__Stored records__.
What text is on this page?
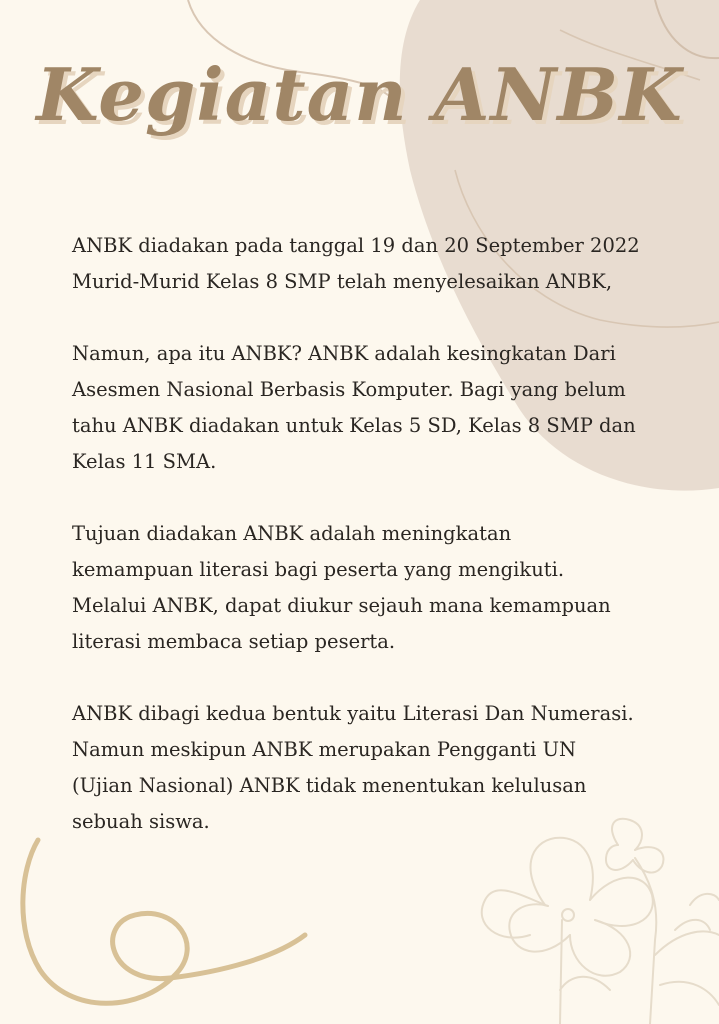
Kegiatan ANBK

ANBK diadakan pada tanggal 19 dan 20 September 2022
Murid-Murid Kelas 8 SMP telah menyelesaikan ANBK,

Namun, apa itu ANBK? ANBK adalah kesingkatan Dari
Asesmen Nasional Berbasis Komputer. Bagi yang belum
tahu ANBK diadakan untuk Kelas 5 SD, Kelas 8 SMP dan
Kelas 11 SMA.

Tujuan diadakan ANBK adalah meningkatan
kemampuan literasi bagi peserta yang mengikuti.
Melalui ANBK, dapat diukur sejauh mana kemampuan
literasi membaca setiap peserta.

ANBK dibagi kedua bentuk yaitu Literasi Dan Numerasi.
Namun meskipun ANBK merupakan Pengganti UN
(Ujian Nasional) ANBK tidak menentukan kelulusan
sebuah siswa.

__Exercise aim__. Print the complete listing exactly, apart from any pictures.

__Response to the task__.
What text is on this page?
Kegiatan ANBK

ANBK diadakan pada tanggal 19 dan 20 September 2022
Murid-Murid Kelas 8 SMP telah menyelesaikan ANBK,

Namun, apa itu ANBK? ANBK adalah kesingkatan Dari
Asesmen Nasional Berbasis Komputer. Bagi yang belum
tahu ANBK diadakan untuk Kelas 5 SD, Kelas 8 SMP dan
Kelas 11 SMA.

Tujuan diadakan ANBK adalah meningkatan
kemampuan literasi bagi peserta yang mengikuti.
Melalui ANBK, dapat diukur sejauh mana kemampuan
literasi membaca setiap peserta.

ANBK dibagi kedua bentuk yaitu Literasi Dan Numerasi.
Namun meskipun ANBK merupakan Pengganti UN
(Ujian Nasional) ANBK tidak menentukan kelulusan
sebuah siswa.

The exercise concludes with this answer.